_REQUEST_
Copy the data below exactly.

_SOURCE RECORDS_
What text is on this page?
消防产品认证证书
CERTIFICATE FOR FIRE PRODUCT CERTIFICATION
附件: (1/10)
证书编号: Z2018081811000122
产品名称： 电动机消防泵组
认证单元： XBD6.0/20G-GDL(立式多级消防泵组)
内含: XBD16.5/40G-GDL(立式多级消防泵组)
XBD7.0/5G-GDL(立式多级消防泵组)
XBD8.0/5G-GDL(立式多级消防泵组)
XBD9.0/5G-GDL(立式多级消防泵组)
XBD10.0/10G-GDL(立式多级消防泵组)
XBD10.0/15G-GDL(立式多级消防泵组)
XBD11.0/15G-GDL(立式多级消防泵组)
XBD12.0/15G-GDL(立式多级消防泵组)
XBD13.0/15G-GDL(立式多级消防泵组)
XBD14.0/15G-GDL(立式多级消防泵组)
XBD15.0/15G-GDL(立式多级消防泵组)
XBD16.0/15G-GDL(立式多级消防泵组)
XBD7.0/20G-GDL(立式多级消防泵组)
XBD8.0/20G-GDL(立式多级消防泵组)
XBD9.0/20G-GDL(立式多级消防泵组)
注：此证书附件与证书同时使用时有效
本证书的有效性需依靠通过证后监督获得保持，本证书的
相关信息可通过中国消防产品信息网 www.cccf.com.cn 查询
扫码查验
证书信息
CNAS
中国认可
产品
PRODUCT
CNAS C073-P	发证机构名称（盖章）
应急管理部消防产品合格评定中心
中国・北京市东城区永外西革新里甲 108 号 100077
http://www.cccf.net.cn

_RESPONSE FOR THIS EXERCISE_
What text is on this page?
消防产品认证证书
CERTIFICATE FOR FIRE PRODUCT CERTIFICATION
附件: (1/10)
证书编号: Z2018081811000122
产品名称： 电动机消防泵组
认证单元： XBD6.0/20G-GDL(立式多级消防泵组)
内含: XBD16.5/40G-GDL(立式多级消防泵组)
XBD7.0/5G-GDL(立式多级消防泵组)
XBD8.0/5G-GDL(立式多级消防泵组)
XBD9.0/5G-GDL(立式多级消防泵组)
XBD10.0/10G-GDL(立式多级消防泵组)
XBD10.0/15G-GDL(立式多级消防泵组)
XBD11.0/15G-GDL(立式多级消防泵组)
XBD12.0/15G-GDL(立式多级消防泵组)
XBD13.0/15G-GDL(立式多级消防泵组)
XBD14.0/15G-GDL(立式多级消防泵组)
XBD15.0/15G-GDL(立式多级消防泵组)
XBD16.0/15G-GDL(立式多级消防泵组)
XBD7.0/20G-GDL(立式多级消防泵组)
XBD8.0/20G-GDL(立式多级消防泵组)
XBD9.0/20G-GDL(立式多级消防泵组)
注：此证书附件与证书同时使用时有效
本证书的有效性需依靠通过证后监督获得保持，本证书的
相关信息可通过中国消防产品信息网 www.cccf.com.cn 查询
扫码查验
证书信息
CNAS
中国认可
产品
PRODUCT
CNAS C073-P	发证机构名称（盖章）
应急管理部消防产品合格评定中心
中国・北京市东城区永外西革新里甲 108 号 100077
http://www.cccf.net.cn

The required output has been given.